## WHAT TO DO
Retype all of the entries word for word.
# START OF THE RECORDS
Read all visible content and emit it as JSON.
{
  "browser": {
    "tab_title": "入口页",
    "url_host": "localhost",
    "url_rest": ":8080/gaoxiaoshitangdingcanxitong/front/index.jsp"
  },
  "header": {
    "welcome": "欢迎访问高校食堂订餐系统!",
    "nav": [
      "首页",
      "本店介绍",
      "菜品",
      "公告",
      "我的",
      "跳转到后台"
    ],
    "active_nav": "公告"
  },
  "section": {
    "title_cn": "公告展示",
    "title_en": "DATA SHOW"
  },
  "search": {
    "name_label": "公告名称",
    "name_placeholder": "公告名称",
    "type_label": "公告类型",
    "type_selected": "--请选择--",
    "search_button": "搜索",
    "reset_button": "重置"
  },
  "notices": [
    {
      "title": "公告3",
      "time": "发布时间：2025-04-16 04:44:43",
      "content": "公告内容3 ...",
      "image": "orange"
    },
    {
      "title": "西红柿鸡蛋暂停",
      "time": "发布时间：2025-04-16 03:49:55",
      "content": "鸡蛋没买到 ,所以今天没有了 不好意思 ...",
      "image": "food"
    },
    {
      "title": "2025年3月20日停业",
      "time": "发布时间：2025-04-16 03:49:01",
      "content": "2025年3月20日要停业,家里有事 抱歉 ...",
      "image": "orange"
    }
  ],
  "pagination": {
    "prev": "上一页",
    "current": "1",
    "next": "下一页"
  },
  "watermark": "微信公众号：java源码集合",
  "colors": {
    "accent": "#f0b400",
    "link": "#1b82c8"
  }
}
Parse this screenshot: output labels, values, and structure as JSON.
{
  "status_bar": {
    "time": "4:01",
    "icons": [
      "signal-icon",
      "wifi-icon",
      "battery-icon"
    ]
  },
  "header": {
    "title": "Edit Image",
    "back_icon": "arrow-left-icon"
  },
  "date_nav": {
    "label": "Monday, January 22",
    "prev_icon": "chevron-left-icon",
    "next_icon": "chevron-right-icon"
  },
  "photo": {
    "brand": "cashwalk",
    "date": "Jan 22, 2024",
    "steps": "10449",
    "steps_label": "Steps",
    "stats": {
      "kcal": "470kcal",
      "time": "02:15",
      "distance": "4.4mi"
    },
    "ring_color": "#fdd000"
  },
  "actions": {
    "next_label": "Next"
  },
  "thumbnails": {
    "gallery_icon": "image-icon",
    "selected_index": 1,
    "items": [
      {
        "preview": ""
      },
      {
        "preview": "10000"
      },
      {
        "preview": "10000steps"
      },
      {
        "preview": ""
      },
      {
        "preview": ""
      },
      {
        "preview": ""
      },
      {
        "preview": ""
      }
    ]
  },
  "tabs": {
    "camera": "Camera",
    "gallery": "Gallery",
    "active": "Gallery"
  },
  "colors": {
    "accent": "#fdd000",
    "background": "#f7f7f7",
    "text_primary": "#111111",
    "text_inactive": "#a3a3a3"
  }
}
# END OF THE RECORDS
## TASK RESULT
Read all visible content and emit it as JSON.
{
  "browser": {
    "tab_title": "入口页",
    "url_host": "localhost",
    "url_rest": ":8080/gaoxiaoshitangdingcanxitong/front/index.jsp"
  },
  "header": {
    "welcome": "欢迎访问高校食堂订餐系统!",
    "nav": [
      "首页",
      "本店介绍",
      "菜品",
      "公告",
      "我的",
      "跳转到后台"
    ],
    "active_nav": "公告"
  },
  "section": {
    "title_cn": "公告展示",
    "title_en": "DATA SHOW"
  },
  "search": {
    "name_label": "公告名称",
    "name_placeholder": "公告名称",
    "type_label": "公告类型",
    "type_selected": "--请选择--",
    "search_button": "搜索",
    "reset_button": "重置"
  },
  "notices": [
    {
      "title": "公告3",
      "time": "发布时间：2025-04-16 04:44:43",
      "content": "公告内容3 ...",
      "image": "orange"
    },
    {
      "title": "西红柿鸡蛋暂停",
      "time": "发布时间：2025-04-16 03:49:55",
      "content": "鸡蛋没买到 ,所以今天没有了 不好意思 ...",
      "image": "food"
    },
    {
      "title": "2025年3月20日停业",
      "time": "发布时间：2025-04-16 03:49:01",
      "content": "2025年3月20日要停业,家里有事 抱歉 ...",
      "image": "orange"
    }
  ],
  "pagination": {
    "prev": "上一页",
    "current": "1",
    "next": "下一页"
  },
  "watermark": "微信公众号：java源码集合",
  "colors": {
    "accent": "#f0b400",
    "link": "#1b82c8"
  }
}
Parse this screenshot: output labels, values, and structure as JSON.
{
  "status_bar": {
    "time": "4:01",
    "icons": [
      "signal-icon",
      "wifi-icon",
      "battery-icon"
    ]
  },
  "header": {
    "title": "Edit Image",
    "back_icon": "arrow-left-icon"
  },
  "date_nav": {
    "label": "Monday, January 22",
    "prev_icon": "chevron-left-icon",
    "next_icon": "chevron-right-icon"
  },
  "photo": {
    "brand": "cashwalk",
    "date": "Jan 22, 2024",
    "steps": "10449",
    "steps_label": "Steps",
    "stats": {
      "kcal": "470kcal",
      "time": "02:15",
      "distance": "4.4mi"
    },
    "ring_color": "#fdd000"
  },
  "actions": {
    "next_label": "Next"
  },
  "thumbnails": {
    "gallery_icon": "image-icon",
    "selected_index": 1,
    "items": [
      {
        "preview": ""
      },
      {
        "preview": "10000"
      },
      {
        "preview": "10000steps"
      },
      {
        "preview": ""
      },
      {
        "preview": ""
      },
      {
        "preview": ""
      },
      {
        "preview": ""
      }
    ]
  },
  "tabs": {
    "camera": "Camera",
    "gallery": "Gallery",
    "active": "Gallery"
  },
  "colors": {
    "accent": "#fdd000",
    "background": "#f7f7f7",
    "text_primary": "#111111",
    "text_inactive": "#a3a3a3"
  }
}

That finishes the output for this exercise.